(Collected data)
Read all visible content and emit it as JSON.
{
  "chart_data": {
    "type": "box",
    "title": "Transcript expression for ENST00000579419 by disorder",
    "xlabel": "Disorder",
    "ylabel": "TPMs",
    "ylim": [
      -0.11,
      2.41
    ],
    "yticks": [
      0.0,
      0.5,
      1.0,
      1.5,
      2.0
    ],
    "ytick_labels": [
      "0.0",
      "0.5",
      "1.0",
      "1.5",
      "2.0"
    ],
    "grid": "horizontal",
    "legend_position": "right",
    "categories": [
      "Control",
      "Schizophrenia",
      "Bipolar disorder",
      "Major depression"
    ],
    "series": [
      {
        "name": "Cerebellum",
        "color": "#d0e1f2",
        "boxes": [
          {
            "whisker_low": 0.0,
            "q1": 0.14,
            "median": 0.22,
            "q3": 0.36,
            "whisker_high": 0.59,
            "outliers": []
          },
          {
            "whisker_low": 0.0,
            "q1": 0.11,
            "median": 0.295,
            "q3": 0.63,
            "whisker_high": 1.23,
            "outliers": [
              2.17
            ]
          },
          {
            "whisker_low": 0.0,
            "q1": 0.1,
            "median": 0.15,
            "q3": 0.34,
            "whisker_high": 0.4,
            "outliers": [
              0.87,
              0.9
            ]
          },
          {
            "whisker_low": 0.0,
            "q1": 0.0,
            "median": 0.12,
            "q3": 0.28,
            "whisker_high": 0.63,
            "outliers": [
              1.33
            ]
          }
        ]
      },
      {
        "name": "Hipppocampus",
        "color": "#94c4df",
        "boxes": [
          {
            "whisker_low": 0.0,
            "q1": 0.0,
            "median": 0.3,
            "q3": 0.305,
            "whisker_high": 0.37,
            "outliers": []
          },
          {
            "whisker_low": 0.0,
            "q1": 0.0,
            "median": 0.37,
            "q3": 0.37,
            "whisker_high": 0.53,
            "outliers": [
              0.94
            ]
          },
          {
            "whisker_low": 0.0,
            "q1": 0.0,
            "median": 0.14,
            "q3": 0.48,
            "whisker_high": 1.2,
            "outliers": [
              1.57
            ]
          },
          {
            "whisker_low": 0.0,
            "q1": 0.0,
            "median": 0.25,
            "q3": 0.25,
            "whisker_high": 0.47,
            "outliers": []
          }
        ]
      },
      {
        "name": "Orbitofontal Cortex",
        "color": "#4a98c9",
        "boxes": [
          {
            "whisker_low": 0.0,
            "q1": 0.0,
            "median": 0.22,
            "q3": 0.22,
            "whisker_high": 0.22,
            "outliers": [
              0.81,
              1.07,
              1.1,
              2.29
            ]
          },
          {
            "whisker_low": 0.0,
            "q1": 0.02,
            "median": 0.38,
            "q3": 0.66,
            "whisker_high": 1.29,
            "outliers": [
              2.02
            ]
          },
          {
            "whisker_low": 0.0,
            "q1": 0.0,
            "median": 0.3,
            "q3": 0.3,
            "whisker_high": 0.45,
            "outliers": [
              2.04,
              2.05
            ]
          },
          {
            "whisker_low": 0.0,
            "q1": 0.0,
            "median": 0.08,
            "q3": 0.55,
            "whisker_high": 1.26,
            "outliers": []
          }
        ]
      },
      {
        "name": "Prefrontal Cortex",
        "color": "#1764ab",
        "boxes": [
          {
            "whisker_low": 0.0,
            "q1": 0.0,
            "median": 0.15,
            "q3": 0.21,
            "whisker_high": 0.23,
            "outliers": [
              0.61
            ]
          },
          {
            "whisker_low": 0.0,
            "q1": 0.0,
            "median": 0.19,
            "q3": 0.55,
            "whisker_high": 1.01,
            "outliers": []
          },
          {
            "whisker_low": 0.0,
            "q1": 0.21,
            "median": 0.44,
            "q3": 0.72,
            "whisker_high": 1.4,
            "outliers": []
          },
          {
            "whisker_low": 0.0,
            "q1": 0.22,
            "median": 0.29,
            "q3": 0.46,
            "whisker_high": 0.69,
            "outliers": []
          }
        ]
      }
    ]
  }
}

▸ Written instruction: Identify all lines in the records above with the word "color".

▸ Solution to this task:
        "color": "#d0e1f2",
        "color": "#94c4df",
        "color": "#4a98c9",
        "color": "#1764ab",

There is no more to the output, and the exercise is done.